-- Problem details --
Each entry must appear again exactly as it does in the source.

Source data
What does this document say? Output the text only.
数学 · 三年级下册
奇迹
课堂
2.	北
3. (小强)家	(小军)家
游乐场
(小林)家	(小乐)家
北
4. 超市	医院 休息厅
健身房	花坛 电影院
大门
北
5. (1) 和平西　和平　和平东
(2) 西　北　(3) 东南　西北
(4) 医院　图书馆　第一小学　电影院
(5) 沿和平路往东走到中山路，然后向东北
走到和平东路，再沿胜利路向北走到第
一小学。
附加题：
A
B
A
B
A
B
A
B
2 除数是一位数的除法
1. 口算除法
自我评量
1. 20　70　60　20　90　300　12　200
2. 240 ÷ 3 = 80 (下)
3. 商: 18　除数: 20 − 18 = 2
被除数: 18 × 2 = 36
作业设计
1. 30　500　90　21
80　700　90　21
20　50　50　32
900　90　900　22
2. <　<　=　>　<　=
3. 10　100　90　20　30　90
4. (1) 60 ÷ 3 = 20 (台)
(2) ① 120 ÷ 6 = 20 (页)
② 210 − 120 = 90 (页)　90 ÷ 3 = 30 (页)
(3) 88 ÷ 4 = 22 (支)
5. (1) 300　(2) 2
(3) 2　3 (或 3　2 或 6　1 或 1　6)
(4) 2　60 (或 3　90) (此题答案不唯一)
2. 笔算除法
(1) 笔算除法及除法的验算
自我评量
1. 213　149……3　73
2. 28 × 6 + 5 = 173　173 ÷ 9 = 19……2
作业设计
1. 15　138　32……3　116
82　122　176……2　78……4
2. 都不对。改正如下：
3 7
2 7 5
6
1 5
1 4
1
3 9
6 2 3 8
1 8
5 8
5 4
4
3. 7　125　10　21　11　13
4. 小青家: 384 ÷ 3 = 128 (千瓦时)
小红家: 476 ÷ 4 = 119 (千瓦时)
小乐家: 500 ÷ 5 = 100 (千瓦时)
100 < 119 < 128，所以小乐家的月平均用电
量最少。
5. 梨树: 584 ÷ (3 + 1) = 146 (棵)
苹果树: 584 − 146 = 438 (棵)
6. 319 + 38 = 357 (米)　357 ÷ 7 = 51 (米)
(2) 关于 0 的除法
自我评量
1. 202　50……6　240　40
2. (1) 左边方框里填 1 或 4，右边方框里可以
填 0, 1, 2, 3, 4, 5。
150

-- Full answer --
What does this document say? Output the text only.
数学 · 三年级下册
奇迹
课堂
2.	北
3. (小强)家	(小军)家
游乐场
(小林)家	(小乐)家
北
4. 超市	医院 休息厅
健身房	花坛 电影院
大门
北
5. (1) 和平西　和平　和平东
(2) 西　北　(3) 东南　西北
(4) 医院　图书馆　第一小学　电影院
(5) 沿和平路往东走到中山路，然后向东北
走到和平东路，再沿胜利路向北走到第
一小学。
附加题：
A
B
A
B
A
B
A
B
2 除数是一位数的除法
1. 口算除法
自我评量
1. 20　70　60　20　90　300　12　200
2. 240 ÷ 3 = 80 (下)
3. 商: 18　除数: 20 − 18 = 2
被除数: 18 × 2 = 36
作业设计
1. 30　500　90　21
80　700　90　21
20　50　50　32
900　90　900　22
2. <　<　=　>　<　=
3. 10　100　90　20　30　90
4. (1) 60 ÷ 3 = 20 (台)
(2) ① 120 ÷ 6 = 20 (页)
② 210 − 120 = 90 (页)　90 ÷ 3 = 30 (页)
(3) 88 ÷ 4 = 22 (支)
5. (1) 300　(2) 2
(3) 2　3 (或 3　2 或 6　1 或 1　6)
(4) 2　60 (或 3　90) (此题答案不唯一)
2. 笔算除法
(1) 笔算除法及除法的验算
自我评量
1. 213　149……3　73
2. 28 × 6 + 5 = 173　173 ÷ 9 = 19……2
作业设计
1. 15　138　32……3　116
82　122　176……2　78……4
2. 都不对。改正如下：
3 7
2 7 5
6
1 5
1 4
1
3 9
6 2 3 8
1 8
5 8
5 4
4
3. 7　125　10　21　11　13
4. 小青家: 384 ÷ 3 = 128 (千瓦时)
小红家: 476 ÷ 4 = 119 (千瓦时)
小乐家: 500 ÷ 5 = 100 (千瓦时)
100 < 119 < 128，所以小乐家的月平均用电
量最少。
5. 梨树: 584 ÷ (3 + 1) = 146 (棵)
苹果树: 584 − 146 = 438 (棵)
6. 319 + 38 = 357 (米)　357 ÷ 7 = 51 (米)
(2) 关于 0 的除法
自我评量
1. 202　50……6　240　40
2. (1) 左边方框里填 1 或 4，右边方框里可以
填 0, 1, 2, 3, 4, 5。
150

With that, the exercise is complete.